• _Direction_:
In the data below, find every line that has the string "Level", and copy it.

## Start

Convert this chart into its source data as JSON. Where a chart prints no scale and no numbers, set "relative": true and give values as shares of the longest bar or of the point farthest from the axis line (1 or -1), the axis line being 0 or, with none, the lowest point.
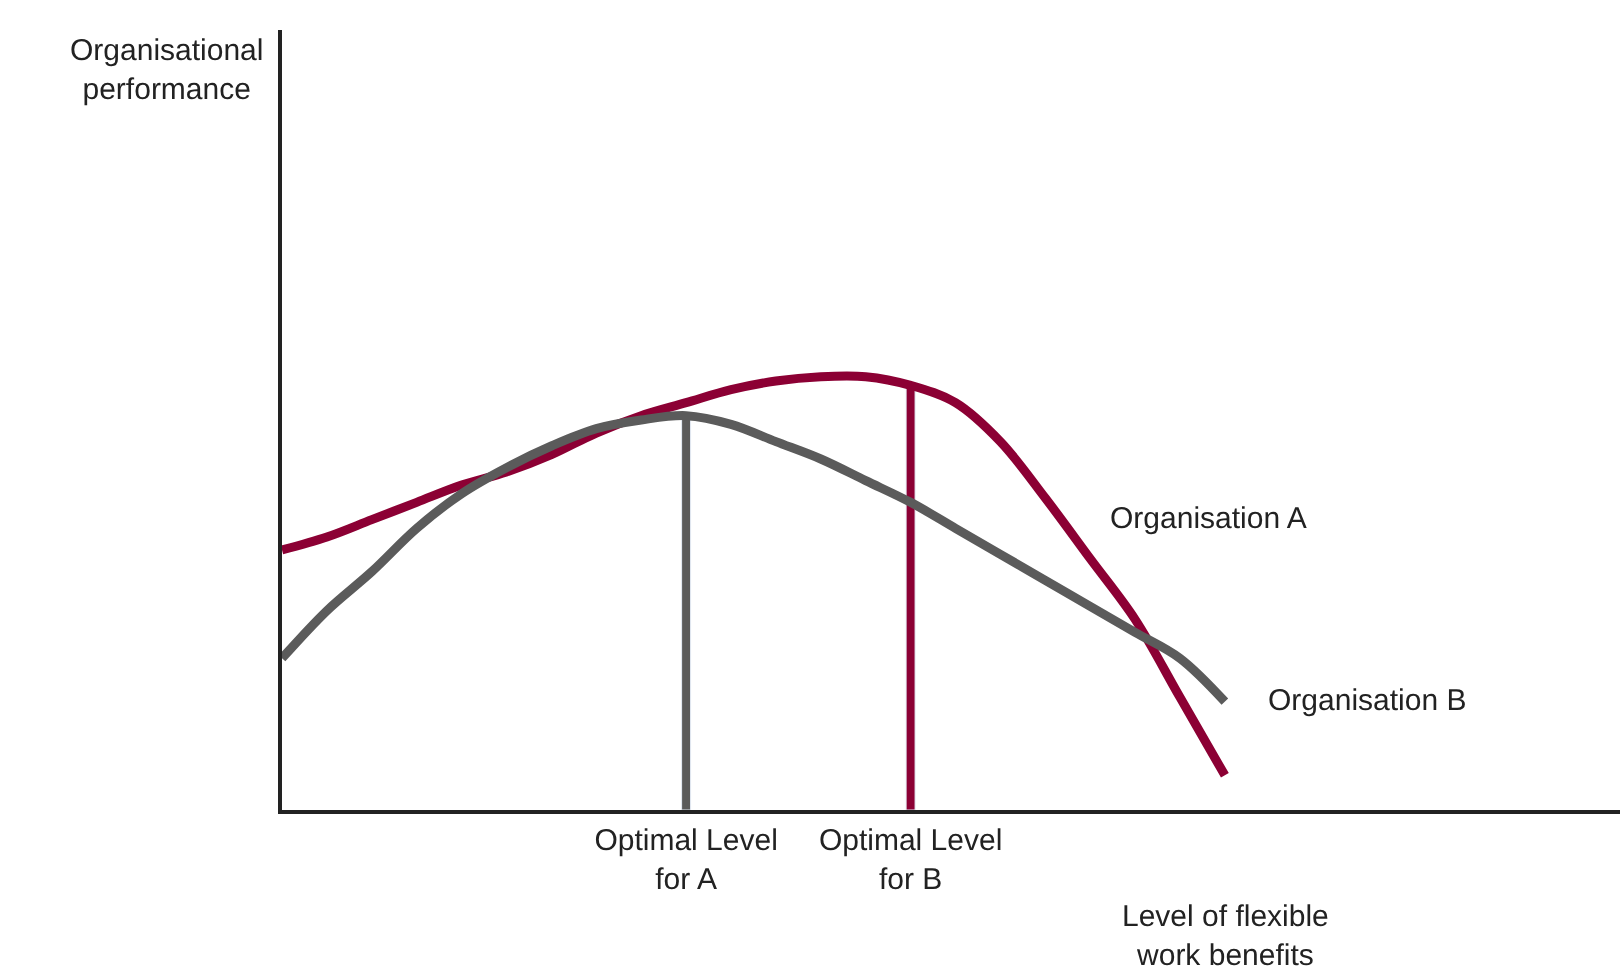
{
  "chart_data": {
    "type": "line",
    "relative": true,
    "legend": false,
    "marker": "none",
    "line_style": "solid",
    "xlabel": "Level of flexible\nwork benefits",
    "annotations": [
      "Organisational\nperformance"
    ],
    "categories": [
      null,
      null,
      null,
      null,
      null,
      null,
      null,
      null,
      null,
      "Optimal Level\nfor A",
      null,
      null,
      null,
      null,
      "Optimal Level\nfor B",
      null,
      null,
      null,
      null,
      null,
      null,
      null,
      null,
      null,
      null,
      null,
      null,
      null,
      null,
      null
    ],
    "series": [
      {
        "name": "Organisation A",
        "color": "#8c0034",
        "values": [
          0.6,
          0.63,
          0.67,
          0.71,
          0.75,
          0.78,
          0.82,
          0.87,
          0.91,
          0.94,
          0.97,
          0.99,
          1.0,
          1.0,
          0.98,
          0.94,
          0.85,
          0.72,
          0.58,
          0.44,
          0.26,
          0.08,
          null,
          null,
          null,
          null,
          null,
          null,
          null,
          null
        ]
      },
      {
        "name": "Organisation B",
        "color": "#5b5b5b",
        "values": [
          0.35,
          0.46,
          0.55,
          0.65,
          0.73,
          0.79,
          0.84,
          0.88,
          0.9,
          0.91,
          0.89,
          0.85,
          0.81,
          0.76,
          0.71,
          0.65,
          0.59,
          0.53,
          0.47,
          0.41,
          0.35,
          0.25,
          null,
          null,
          null,
          null,
          null,
          null,
          null,
          null
        ]
      },
      {
        "type": "bar",
        "color": "#5b5b5b",
        "values": [
          null,
          null,
          null,
          null,
          null,
          null,
          null,
          null,
          null,
          0.91,
          null,
          null,
          null,
          null,
          null,
          null,
          null,
          null,
          null,
          null,
          null,
          null,
          null,
          null,
          null,
          null,
          null,
          null,
          null,
          null
        ]
      },
      {
        "type": "bar",
        "color": "#8c0034",
        "values": [
          null,
          null,
          null,
          null,
          null,
          null,
          null,
          null,
          null,
          null,
          null,
          null,
          null,
          null,
          0.98,
          null,
          null,
          null,
          null,
          null,
          null,
          null,
          null,
          null,
          null,
          null,
          null,
          null,
          null,
          null
        ]
      }
    ]
  }
}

## End

• _Answer for this exercise_:
    "xlabel": "Level of flexible\nwork benefits",
      "Optimal Level\nfor A",
      "Optimal Level\nfor B",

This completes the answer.